+++ Material for this exercise +++

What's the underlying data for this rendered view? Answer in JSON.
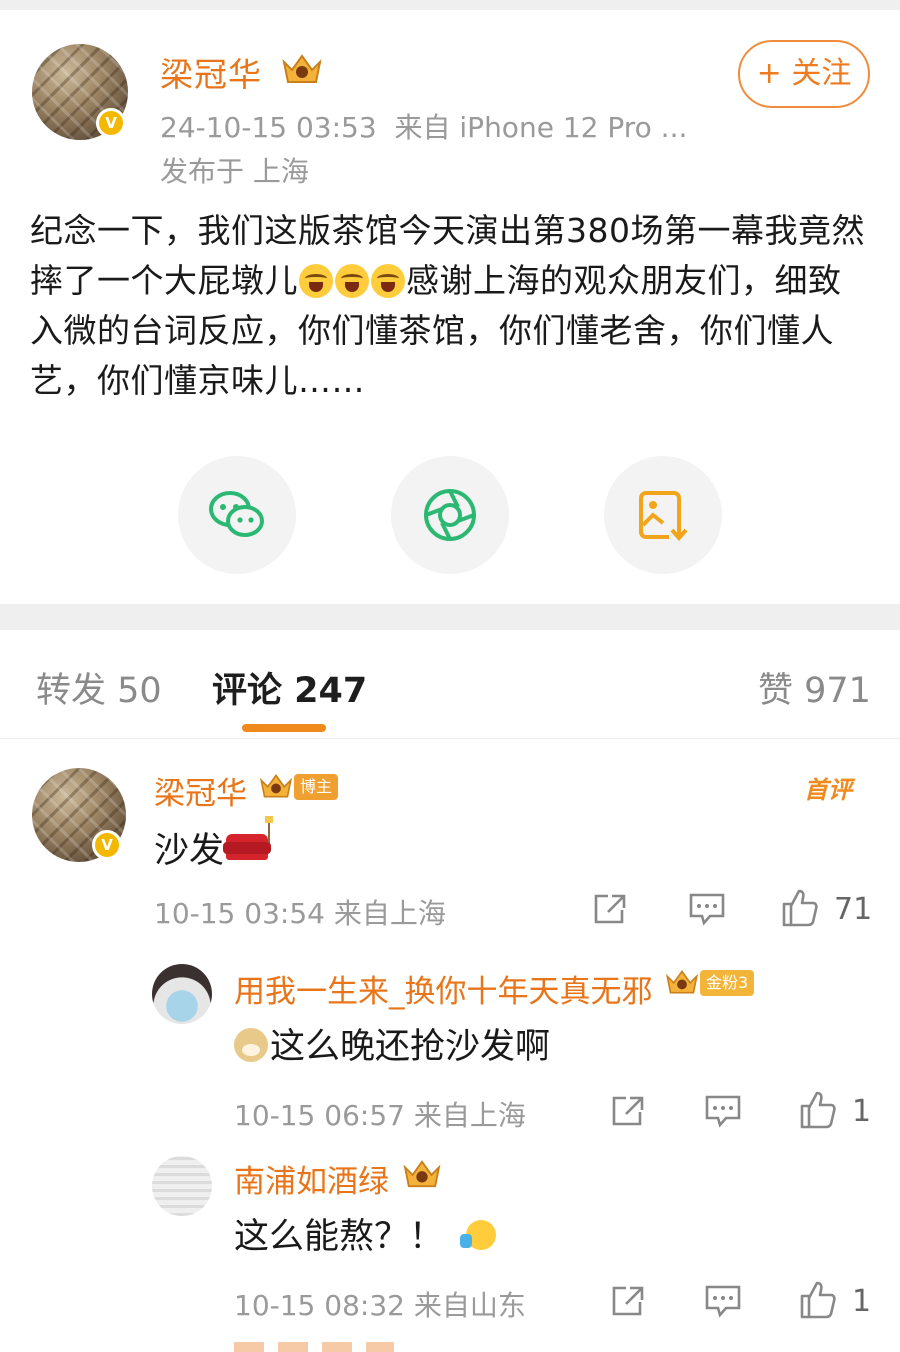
{
  "post": {
    "author": "梁冠华",
    "date": "24-10-15 03:53",
    "source": "来自 iPhone 12 Pro ...",
    "location": "发布于 上海",
    "follow_label": "+ 关注",
    "text_before_emoji": "纪念一下，我们这版茶馆今天演出第380场第一幕我竟然摔了一个大屁墩儿",
    "text_after_emoji": "感谢上海的观众朋友们，细致入微的台词反应，你们懂茶馆，你们懂老舍，你们懂人艺，你们懂京味儿……",
    "emoji_count": 3,
    "share_targets": [
      "wechat-icon",
      "moments-icon",
      "save-image-icon"
    ]
  },
  "tabs": {
    "repost": "转发 50",
    "comment": "评论 247",
    "like": "赞 971"
  },
  "comments": [
    {
      "name": "梁冠华",
      "tag": "博主",
      "badge": "首评",
      "text": "沙发",
      "time": "10-15 03:54",
      "source": "来自上海",
      "likes": "71"
    },
    {
      "name": "用我一生来_换你十年天真无邪",
      "tag": "金粉3",
      "text": "这么晚还抢沙发啊",
      "time": "10-15 06:57",
      "source": "来自上海",
      "likes": "1"
    },
    {
      "name": "南浦如酒绿",
      "text": "这么能熬？！",
      "time": "10-15 08:32",
      "source": "来自山东",
      "likes": "1"
    }
  ],
  "colors": {
    "accent": "#f08a1c",
    "name": "#e8751a",
    "meta": "#9a9a9a",
    "vip": "#f5b800",
    "wechat": "#2bb873"
  }
}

+++

# What to work on:
Would you set down the listing exactly, omitting pictures?

# Exercise result:
What's the underlying data for this rendered view? Answer in JSON.
{
  "post": {
    "author": "梁冠华",
    "date": "24-10-15 03:53",
    "source": "来自 iPhone 12 Pro ...",
    "location": "发布于 上海",
    "follow_label": "+ 关注",
    "text_before_emoji": "纪念一下，我们这版茶馆今天演出第380场第一幕我竟然摔了一个大屁墩儿",
    "text_after_emoji": "感谢上海的观众朋友们，细致入微的台词反应，你们懂茶馆，你们懂老舍，你们懂人艺，你们懂京味儿……",
    "emoji_count": 3,
    "share_targets": [
      "wechat-icon",
      "moments-icon",
      "save-image-icon"
    ]
  },
  "tabs": {
    "repost": "转发 50",
    "comment": "评论 247",
    "like": "赞 971"
  },
  "comments": [
    {
      "name": "梁冠华",
      "tag": "博主",
      "badge": "首评",
      "text": "沙发",
      "time": "10-15 03:54",
      "source": "来自上海",
      "likes": "71"
    },
    {
      "name": "用我一生来_换你十年天真无邪",
      "tag": "金粉3",
      "text": "这么晚还抢沙发啊",
      "time": "10-15 06:57",
      "source": "来自上海",
      "likes": "1"
    },
    {
      "name": "南浦如酒绿",
      "text": "这么能熬？！",
      "time": "10-15 08:32",
      "source": "来自山东",
      "likes": "1"
    }
  ],
  "colors": {
    "accent": "#f08a1c",
    "name": "#e8751a",
    "meta": "#9a9a9a",
    "vip": "#f5b800",
    "wechat": "#2bb873"
  }
}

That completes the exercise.